== Exercise task ==
Quote every line as written. Omit pictures.

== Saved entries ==
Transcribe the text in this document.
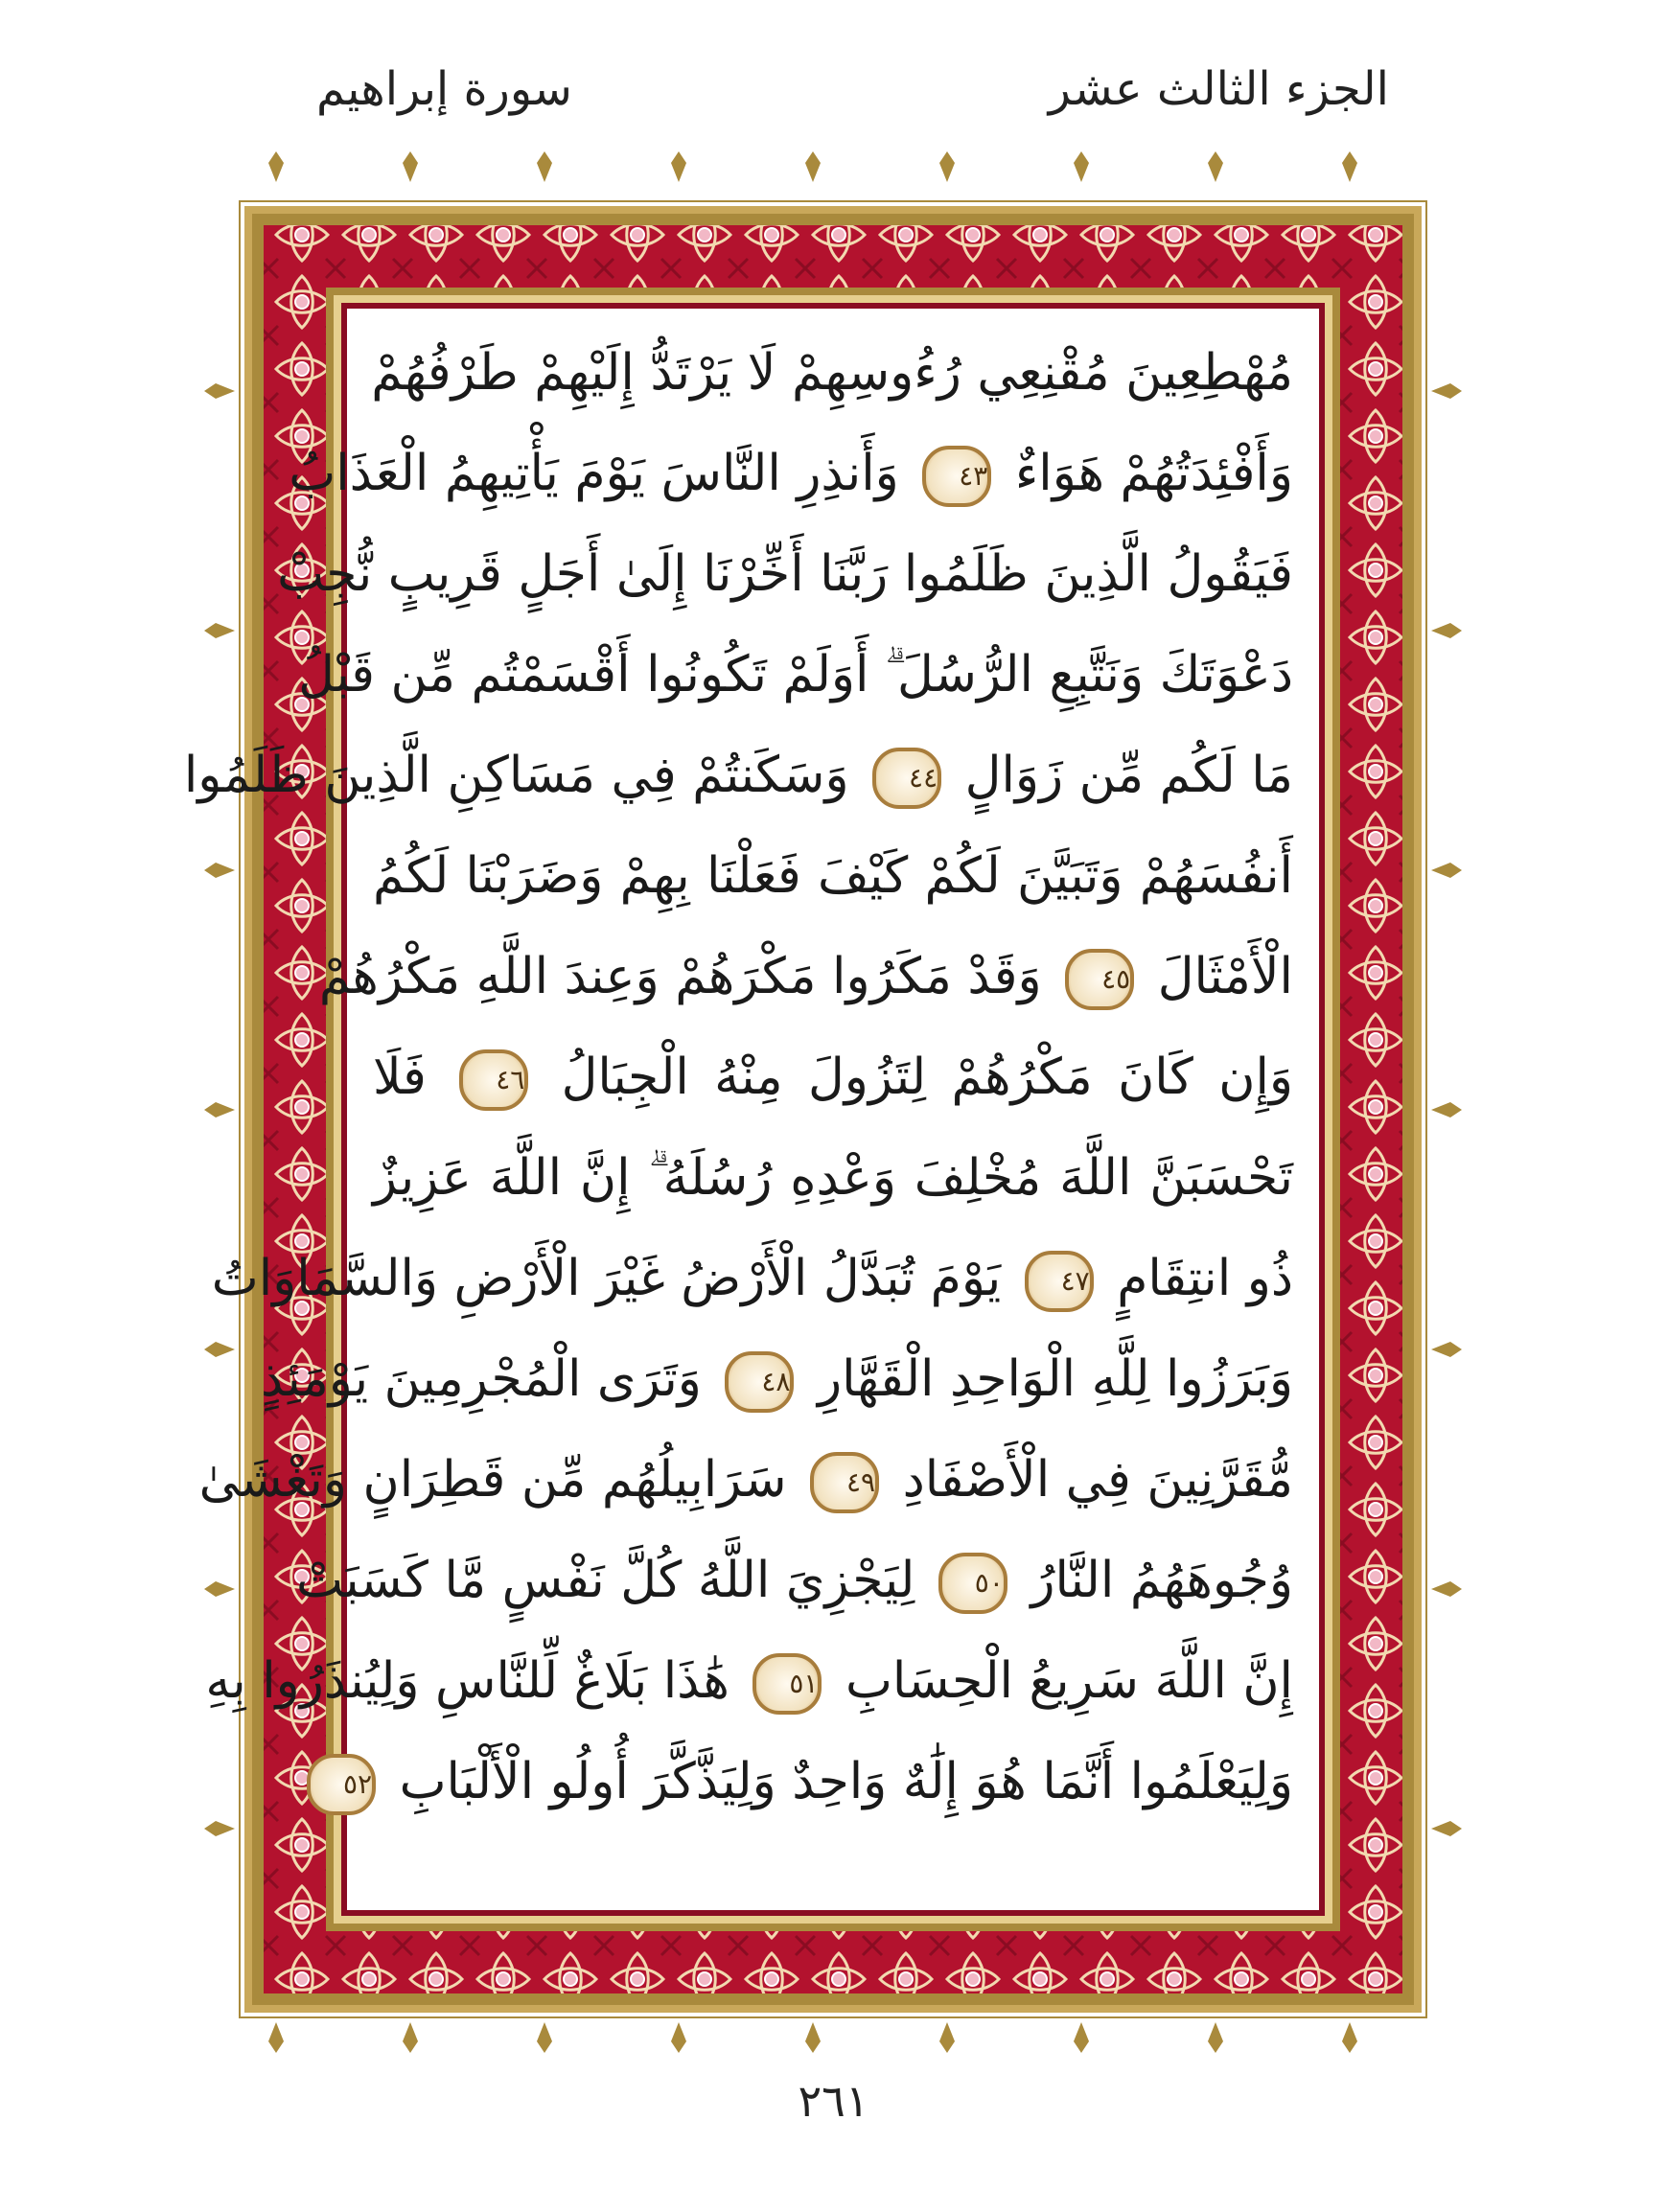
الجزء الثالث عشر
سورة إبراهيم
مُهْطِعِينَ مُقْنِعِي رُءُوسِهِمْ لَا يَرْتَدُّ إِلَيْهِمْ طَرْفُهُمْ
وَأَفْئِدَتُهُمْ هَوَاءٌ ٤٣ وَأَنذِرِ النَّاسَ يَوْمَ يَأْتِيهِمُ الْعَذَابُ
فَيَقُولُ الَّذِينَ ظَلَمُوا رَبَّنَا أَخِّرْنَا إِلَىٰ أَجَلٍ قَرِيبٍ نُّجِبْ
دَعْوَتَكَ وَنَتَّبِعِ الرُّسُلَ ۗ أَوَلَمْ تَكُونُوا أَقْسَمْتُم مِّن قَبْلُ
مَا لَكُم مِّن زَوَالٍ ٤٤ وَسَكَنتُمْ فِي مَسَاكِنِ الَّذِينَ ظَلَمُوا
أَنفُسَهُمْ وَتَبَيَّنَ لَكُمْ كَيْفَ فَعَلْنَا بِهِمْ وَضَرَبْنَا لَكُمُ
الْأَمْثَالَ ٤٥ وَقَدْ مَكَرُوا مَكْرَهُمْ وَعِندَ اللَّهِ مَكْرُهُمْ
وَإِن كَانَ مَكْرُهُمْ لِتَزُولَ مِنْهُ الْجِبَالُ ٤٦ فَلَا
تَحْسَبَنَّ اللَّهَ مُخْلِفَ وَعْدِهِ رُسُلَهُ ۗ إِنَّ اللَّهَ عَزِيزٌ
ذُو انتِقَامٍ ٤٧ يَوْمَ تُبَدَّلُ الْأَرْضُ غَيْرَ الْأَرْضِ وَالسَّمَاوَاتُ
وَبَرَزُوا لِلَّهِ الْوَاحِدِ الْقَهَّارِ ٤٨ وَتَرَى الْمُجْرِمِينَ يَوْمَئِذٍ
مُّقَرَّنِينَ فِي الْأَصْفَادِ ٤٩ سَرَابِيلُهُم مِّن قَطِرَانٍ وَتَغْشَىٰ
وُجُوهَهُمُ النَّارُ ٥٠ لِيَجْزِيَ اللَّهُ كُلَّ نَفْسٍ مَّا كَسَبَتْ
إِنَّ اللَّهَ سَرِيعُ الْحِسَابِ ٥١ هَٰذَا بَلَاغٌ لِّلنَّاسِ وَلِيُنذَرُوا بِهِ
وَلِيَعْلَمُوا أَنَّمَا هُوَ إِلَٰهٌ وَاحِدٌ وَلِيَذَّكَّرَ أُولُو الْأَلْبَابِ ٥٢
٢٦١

== Written reply ==
Transcribe the text in this document.
الجزء الثالث عشر
سورة إبراهيم
مُهْطِعِينَ مُقْنِعِي رُءُوسِهِمْ لَا يَرْتَدُّ إِلَيْهِمْ طَرْفُهُمْ
وَأَفْئِدَتُهُمْ هَوَاءٌ ٤٣ وَأَنذِرِ النَّاسَ يَوْمَ يَأْتِيهِمُ الْعَذَابُ
فَيَقُولُ الَّذِينَ ظَلَمُوا رَبَّنَا أَخِّرْنَا إِلَىٰ أَجَلٍ قَرِيبٍ نُّجِبْ
دَعْوَتَكَ وَنَتَّبِعِ الرُّسُلَ ۗ أَوَلَمْ تَكُونُوا أَقْسَمْتُم مِّن قَبْلُ
مَا لَكُم مِّن زَوَالٍ ٤٤ وَسَكَنتُمْ فِي مَسَاكِنِ الَّذِينَ ظَلَمُوا
أَنفُسَهُمْ وَتَبَيَّنَ لَكُمْ كَيْفَ فَعَلْنَا بِهِمْ وَضَرَبْنَا لَكُمُ
الْأَمْثَالَ ٤٥ وَقَدْ مَكَرُوا مَكْرَهُمْ وَعِندَ اللَّهِ مَكْرُهُمْ
وَإِن كَانَ مَكْرُهُمْ لِتَزُولَ مِنْهُ الْجِبَالُ ٤٦ فَلَا
تَحْسَبَنَّ اللَّهَ مُخْلِفَ وَعْدِهِ رُسُلَهُ ۗ إِنَّ اللَّهَ عَزِيزٌ
ذُو انتِقَامٍ ٤٧ يَوْمَ تُبَدَّلُ الْأَرْضُ غَيْرَ الْأَرْضِ وَالسَّمَاوَاتُ
وَبَرَزُوا لِلَّهِ الْوَاحِدِ الْقَهَّارِ ٤٨ وَتَرَى الْمُجْرِمِينَ يَوْمَئِذٍ
مُّقَرَّنِينَ فِي الْأَصْفَادِ ٤٩ سَرَابِيلُهُم مِّن قَطِرَانٍ وَتَغْشَىٰ
وُجُوهَهُمُ النَّارُ ٥٠ لِيَجْزِيَ اللَّهُ كُلَّ نَفْسٍ مَّا كَسَبَتْ
إِنَّ اللَّهَ سَرِيعُ الْحِسَابِ ٥١ هَٰذَا بَلَاغٌ لِّلنَّاسِ وَلِيُنذَرُوا بِهِ
وَلِيَعْلَمُوا أَنَّمَا هُوَ إِلَٰهٌ وَاحِدٌ وَلِيَذَّكَّرَ أُولُو الْأَلْبَابِ ٥٢
٢٦١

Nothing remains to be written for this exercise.